== RECORDS TO PROCESS ==
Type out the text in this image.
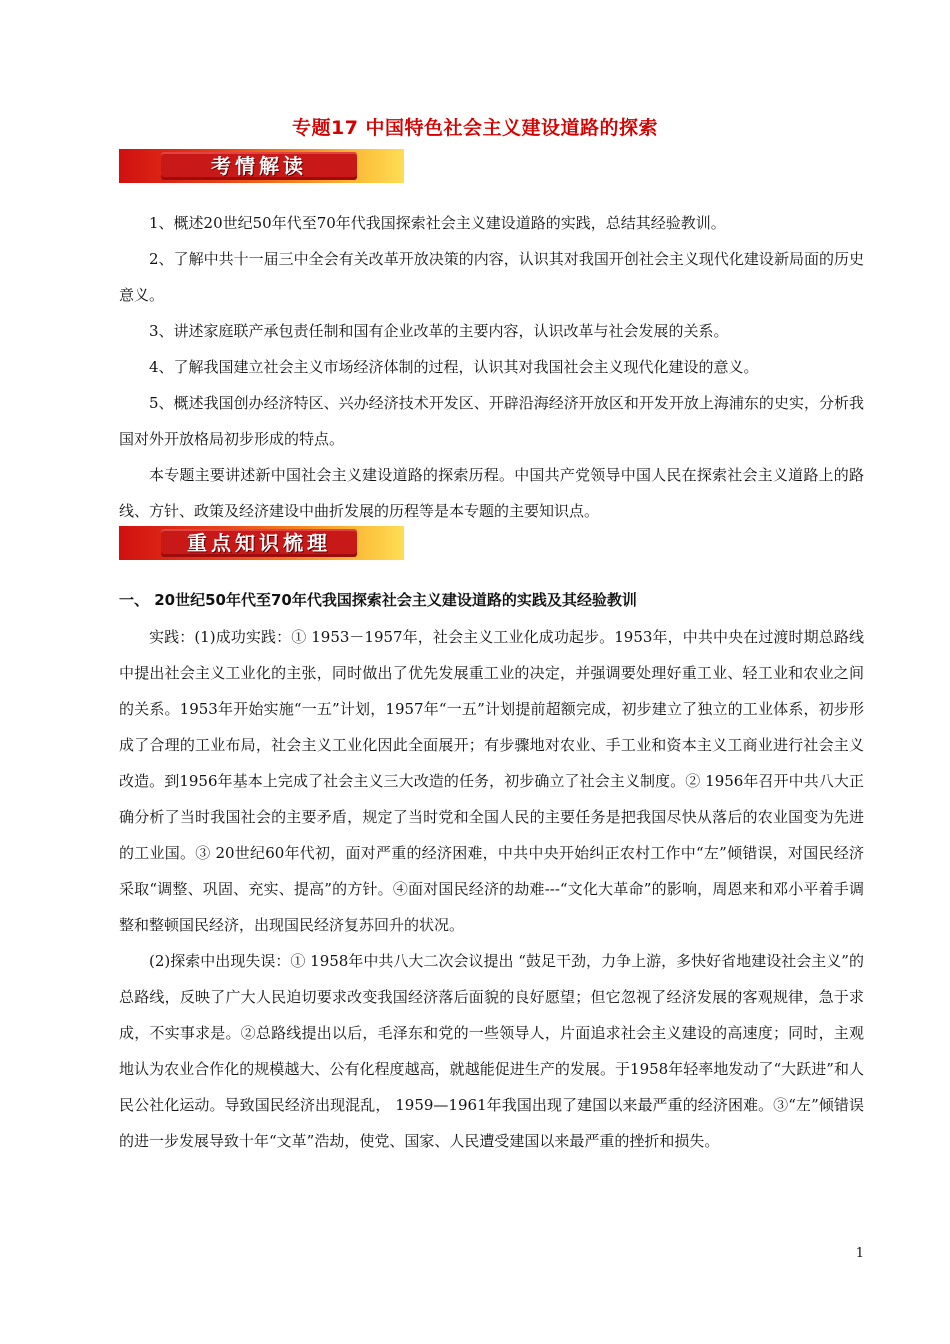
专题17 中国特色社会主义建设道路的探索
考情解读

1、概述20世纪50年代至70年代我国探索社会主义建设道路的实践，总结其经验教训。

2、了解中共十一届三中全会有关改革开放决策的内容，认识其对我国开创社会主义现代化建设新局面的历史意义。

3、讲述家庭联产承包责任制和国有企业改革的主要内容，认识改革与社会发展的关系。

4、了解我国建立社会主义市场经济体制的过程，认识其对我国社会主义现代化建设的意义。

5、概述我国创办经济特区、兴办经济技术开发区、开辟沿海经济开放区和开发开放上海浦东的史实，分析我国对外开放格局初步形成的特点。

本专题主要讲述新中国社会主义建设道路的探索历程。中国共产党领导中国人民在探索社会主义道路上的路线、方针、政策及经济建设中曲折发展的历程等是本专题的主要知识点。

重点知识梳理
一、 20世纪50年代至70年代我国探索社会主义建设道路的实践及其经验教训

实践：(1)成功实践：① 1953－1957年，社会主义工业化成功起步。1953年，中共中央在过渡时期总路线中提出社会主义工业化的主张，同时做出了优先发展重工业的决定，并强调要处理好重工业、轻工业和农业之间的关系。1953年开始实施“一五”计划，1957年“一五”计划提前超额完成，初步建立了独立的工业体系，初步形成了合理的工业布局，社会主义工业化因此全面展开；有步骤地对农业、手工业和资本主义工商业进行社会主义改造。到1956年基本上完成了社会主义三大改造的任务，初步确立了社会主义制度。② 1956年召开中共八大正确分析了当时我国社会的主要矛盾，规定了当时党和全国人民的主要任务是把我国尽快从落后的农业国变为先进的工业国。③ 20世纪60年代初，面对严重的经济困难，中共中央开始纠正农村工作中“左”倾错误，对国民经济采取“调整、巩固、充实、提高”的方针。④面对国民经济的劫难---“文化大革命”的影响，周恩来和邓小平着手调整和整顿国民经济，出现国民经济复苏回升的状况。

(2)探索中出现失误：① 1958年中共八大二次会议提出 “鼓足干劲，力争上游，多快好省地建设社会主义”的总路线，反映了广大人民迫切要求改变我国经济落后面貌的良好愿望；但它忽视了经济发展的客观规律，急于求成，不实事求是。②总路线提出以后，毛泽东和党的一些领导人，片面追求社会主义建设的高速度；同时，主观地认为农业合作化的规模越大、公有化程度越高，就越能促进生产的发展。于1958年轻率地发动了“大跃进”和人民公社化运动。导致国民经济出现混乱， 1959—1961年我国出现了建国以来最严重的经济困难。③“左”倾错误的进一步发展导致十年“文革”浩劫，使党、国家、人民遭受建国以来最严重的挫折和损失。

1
---
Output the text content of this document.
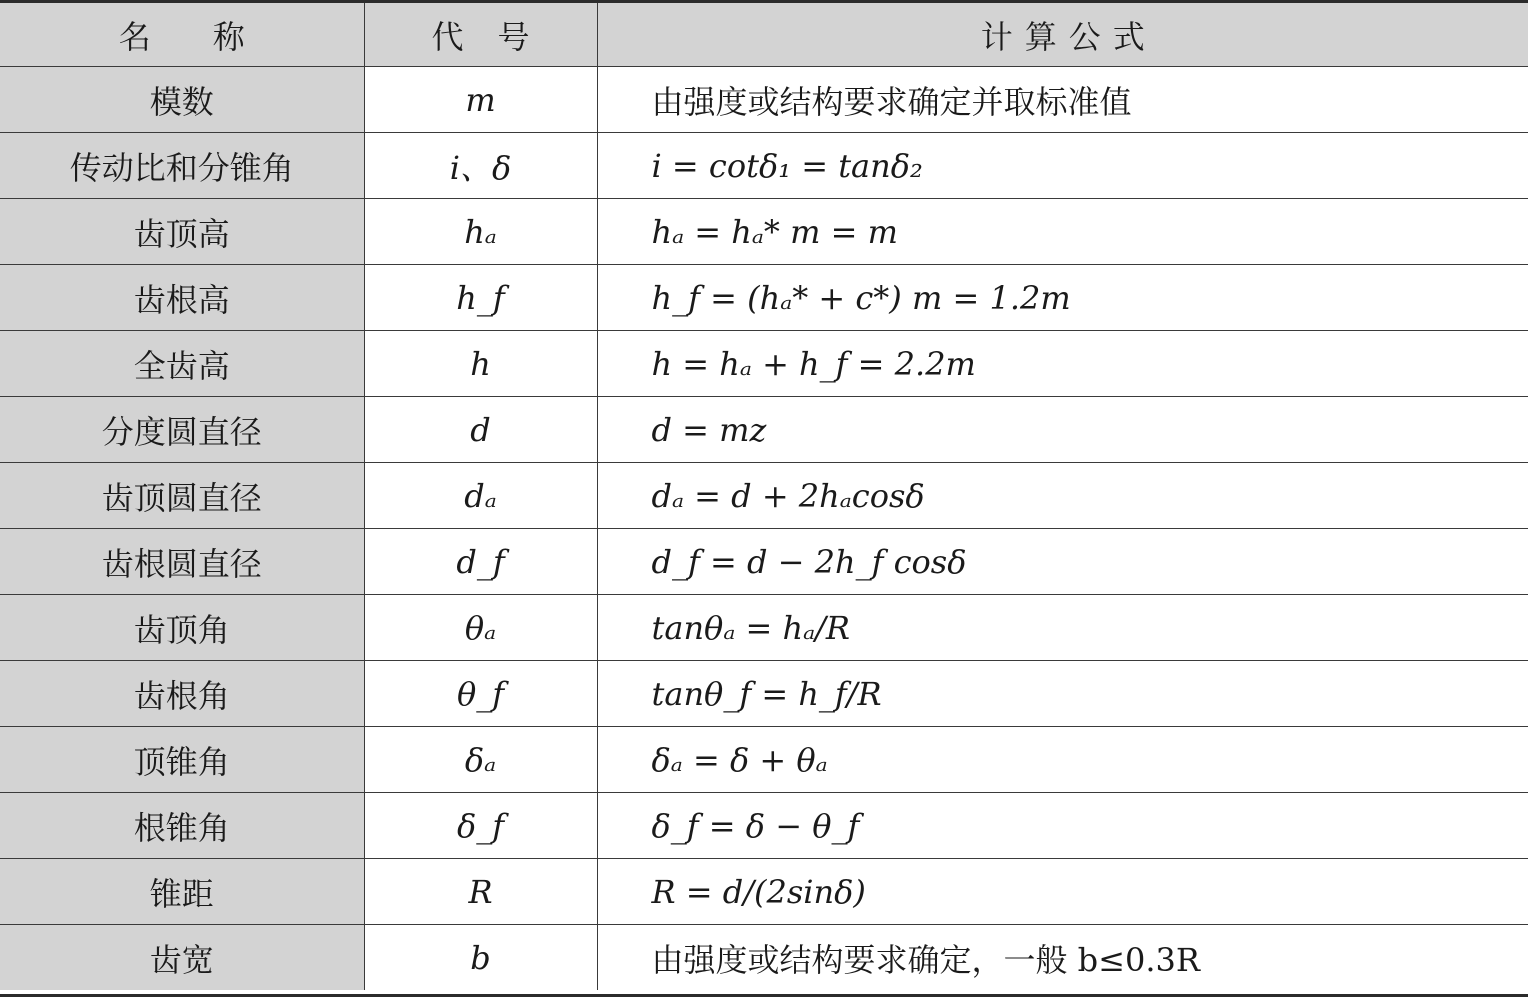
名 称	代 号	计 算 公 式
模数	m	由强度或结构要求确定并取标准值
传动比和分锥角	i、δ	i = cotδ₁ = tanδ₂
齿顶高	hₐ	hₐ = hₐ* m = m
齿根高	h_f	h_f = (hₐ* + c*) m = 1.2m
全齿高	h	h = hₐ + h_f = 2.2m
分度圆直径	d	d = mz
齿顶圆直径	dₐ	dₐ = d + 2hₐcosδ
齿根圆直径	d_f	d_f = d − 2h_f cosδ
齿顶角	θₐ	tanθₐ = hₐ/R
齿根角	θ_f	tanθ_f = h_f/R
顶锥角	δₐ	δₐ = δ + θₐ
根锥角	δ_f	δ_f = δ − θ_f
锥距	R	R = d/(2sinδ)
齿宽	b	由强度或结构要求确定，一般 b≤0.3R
--
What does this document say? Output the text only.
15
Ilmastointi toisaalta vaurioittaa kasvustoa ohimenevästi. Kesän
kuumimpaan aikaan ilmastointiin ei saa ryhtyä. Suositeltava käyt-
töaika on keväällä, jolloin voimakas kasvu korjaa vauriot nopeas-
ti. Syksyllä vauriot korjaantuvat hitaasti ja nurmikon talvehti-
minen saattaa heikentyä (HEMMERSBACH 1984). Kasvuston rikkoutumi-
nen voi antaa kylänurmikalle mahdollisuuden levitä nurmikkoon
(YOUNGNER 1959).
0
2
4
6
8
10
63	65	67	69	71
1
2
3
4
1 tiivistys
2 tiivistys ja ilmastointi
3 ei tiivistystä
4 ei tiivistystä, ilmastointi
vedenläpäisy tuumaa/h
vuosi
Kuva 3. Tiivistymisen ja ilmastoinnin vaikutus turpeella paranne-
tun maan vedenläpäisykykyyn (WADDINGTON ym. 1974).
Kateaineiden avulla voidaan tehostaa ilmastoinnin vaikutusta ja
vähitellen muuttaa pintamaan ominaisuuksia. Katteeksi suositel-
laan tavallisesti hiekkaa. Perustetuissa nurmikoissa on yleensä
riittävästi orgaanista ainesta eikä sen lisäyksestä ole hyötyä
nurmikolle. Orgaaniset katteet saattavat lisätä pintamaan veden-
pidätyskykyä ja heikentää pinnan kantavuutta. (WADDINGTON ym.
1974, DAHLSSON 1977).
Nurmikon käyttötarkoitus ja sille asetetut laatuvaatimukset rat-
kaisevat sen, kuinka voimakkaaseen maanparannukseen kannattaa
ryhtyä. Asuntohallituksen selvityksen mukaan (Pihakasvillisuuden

== PROMPT ==
Which lines in the records above contain the string "this"? Copy each one.

== WRITTEN REPLY ==
Type out the text in this image.
Output the text content of this document.
What does this document say? Output the text only.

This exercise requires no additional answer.